STATED EXERCISE | Here are some records. Copy each one exactly.

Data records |
------------------------------------------------------------------------

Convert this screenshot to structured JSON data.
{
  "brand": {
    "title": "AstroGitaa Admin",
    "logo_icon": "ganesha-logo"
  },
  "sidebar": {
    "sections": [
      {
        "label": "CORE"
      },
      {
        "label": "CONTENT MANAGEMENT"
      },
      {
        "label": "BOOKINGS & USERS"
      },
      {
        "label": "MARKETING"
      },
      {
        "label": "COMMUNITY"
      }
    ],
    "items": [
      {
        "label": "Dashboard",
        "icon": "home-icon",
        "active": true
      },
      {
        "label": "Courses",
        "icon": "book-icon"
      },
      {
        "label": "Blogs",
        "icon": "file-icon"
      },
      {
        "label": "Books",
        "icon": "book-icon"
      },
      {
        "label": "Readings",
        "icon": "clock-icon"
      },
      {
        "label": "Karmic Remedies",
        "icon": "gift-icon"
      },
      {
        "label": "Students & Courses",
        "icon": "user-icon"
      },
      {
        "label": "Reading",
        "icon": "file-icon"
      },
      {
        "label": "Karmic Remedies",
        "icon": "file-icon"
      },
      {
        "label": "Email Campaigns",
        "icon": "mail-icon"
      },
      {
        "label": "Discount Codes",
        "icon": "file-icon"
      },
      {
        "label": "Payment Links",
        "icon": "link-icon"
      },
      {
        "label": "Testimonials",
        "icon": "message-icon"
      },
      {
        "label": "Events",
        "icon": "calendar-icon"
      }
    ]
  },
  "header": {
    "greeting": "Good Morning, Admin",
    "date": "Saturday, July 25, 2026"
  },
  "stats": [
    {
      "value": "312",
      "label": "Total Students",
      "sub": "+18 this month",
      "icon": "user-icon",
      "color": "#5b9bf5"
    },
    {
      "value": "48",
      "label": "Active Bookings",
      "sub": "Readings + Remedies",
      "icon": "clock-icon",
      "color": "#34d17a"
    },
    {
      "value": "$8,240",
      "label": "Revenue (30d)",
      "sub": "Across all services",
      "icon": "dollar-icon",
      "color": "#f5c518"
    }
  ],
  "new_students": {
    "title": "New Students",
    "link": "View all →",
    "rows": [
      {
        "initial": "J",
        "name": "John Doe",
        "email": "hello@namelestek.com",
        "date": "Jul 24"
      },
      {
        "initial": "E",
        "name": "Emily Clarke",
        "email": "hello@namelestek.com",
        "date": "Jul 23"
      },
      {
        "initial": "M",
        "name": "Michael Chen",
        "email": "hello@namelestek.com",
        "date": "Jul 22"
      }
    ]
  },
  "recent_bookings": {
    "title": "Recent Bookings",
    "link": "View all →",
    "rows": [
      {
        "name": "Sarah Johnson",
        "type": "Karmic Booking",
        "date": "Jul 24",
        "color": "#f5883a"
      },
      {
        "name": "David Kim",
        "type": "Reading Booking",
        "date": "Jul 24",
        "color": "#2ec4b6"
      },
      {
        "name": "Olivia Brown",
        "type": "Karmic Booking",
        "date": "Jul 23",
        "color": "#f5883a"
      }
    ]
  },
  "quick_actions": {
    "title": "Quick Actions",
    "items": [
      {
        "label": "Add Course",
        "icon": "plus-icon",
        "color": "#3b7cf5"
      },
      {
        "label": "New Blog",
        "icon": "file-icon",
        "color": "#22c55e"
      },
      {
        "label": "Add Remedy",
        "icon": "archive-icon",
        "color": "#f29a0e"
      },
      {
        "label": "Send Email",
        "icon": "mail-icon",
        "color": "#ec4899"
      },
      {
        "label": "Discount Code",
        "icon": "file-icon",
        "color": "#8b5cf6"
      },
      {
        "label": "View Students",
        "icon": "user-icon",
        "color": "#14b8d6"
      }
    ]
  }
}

------------------------------------------------------------------------

CORRECT OUTPUT |
Convert this screenshot to structured JSON data.
{
  "brand": {
    "title": "AstroGitaa Admin",
    "logo_icon": "ganesha-logo"
  },
  "sidebar": {
    "sections": [
      {
        "label": "CORE"
      },
      {
        "label": "CONTENT MANAGEMENT"
      },
      {
        "label": "BOOKINGS & USERS"
      },
      {
        "label": "MARKETING"
      },
      {
        "label": "COMMUNITY"
      }
    ],
    "items": [
      {
        "label": "Dashboard",
        "icon": "home-icon",
        "active": true
      },
      {
        "label": "Courses",
        "icon": "book-icon"
      },
      {
        "label": "Blogs",
        "icon": "file-icon"
      },
      {
        "label": "Books",
        "icon": "book-icon"
      },
      {
        "label": "Readings",
        "icon": "clock-icon"
      },
      {
        "label": "Karmic Remedies",
        "icon": "gift-icon"
      },
      {
        "label": "Students & Courses",
        "icon": "user-icon"
      },
      {
        "label": "Reading",
        "icon": "file-icon"
      },
      {
        "label": "Karmic Remedies",
        "icon": "file-icon"
      },
      {
        "label": "Email Campaigns",
        "icon": "mail-icon"
      },
      {
        "label": "Discount Codes",
        "icon": "file-icon"
      },
      {
        "label": "Payment Links",
        "icon": "link-icon"
      },
      {
        "label": "Testimonials",
        "icon": "message-icon"
      },
      {
        "label": "Events",
        "icon": "calendar-icon"
      }
    ]
  },
  "header": {
    "greeting": "Good Morning, Admin",
    "date": "Saturday, July 25, 2026"
  },
  "stats": [
    {
      "value": "312",
      "label": "Total Students",
      "sub": "+18 this month",
      "icon": "user-icon",
      "color": "#5b9bf5"
    },
    {
      "value": "48",
      "label": "Active Bookings",
      "sub": "Readings + Remedies",
      "icon": "clock-icon",
      "color": "#34d17a"
    },
    {
      "value": "$8,240",
      "label": "Revenue (30d)",
      "sub": "Across all services",
      "icon": "dollar-icon",
      "color": "#f5c518"
    }
  ],
  "new_students": {
    "title": "New Students",
    "link": "View all →",
    "rows": [
      {
        "initial": "J",
        "name": "John Doe",
        "email": "hello@namelestek.com",
        "date": "Jul 24"
      },
      {
        "initial": "E",
        "name": "Emily Clarke",
        "email": "hello@namelestek.com",
        "date": "Jul 23"
      },
      {
        "initial": "M",
        "name": "Michael Chen",
        "email": "hello@namelestek.com",
        "date": "Jul 22"
      }
    ]
  },
  "recent_bookings": {
    "title": "Recent Bookings",
    "link": "View all →",
    "rows": [
      {
        "name": "Sarah Johnson",
        "type": "Karmic Booking",
        "date": "Jul 24",
        "color": "#f5883a"
      },
      {
        "name": "David Kim",
        "type": "Reading Booking",
        "date": "Jul 24",
        "color": "#2ec4b6"
      },
      {
        "name": "Olivia Brown",
        "type": "Karmic Booking",
        "date": "Jul 23",
        "color": "#f5883a"
      }
    ]
  },
  "quick_actions": {
    "title": "Quick Actions",
    "items": [
      {
        "label": "Add Course",
        "icon": "plus-icon",
        "color": "#3b7cf5"
      },
      {
        "label": "New Blog",
        "icon": "file-icon",
        "color": "#22c55e"
      },
      {
        "label": "Add Remedy",
        "icon": "archive-icon",
        "color": "#f29a0e"
      },
      {
        "label": "Send Email",
        "icon": "mail-icon",
        "color": "#ec4899"
      },
      {
        "label": "Discount Code",
        "icon": "file-icon",
        "color": "#8b5cf6"
      },
      {
        "label": "View Students",
        "icon": "user-icon",
        "color": "#14b8d6"
      }
    ]
  }
}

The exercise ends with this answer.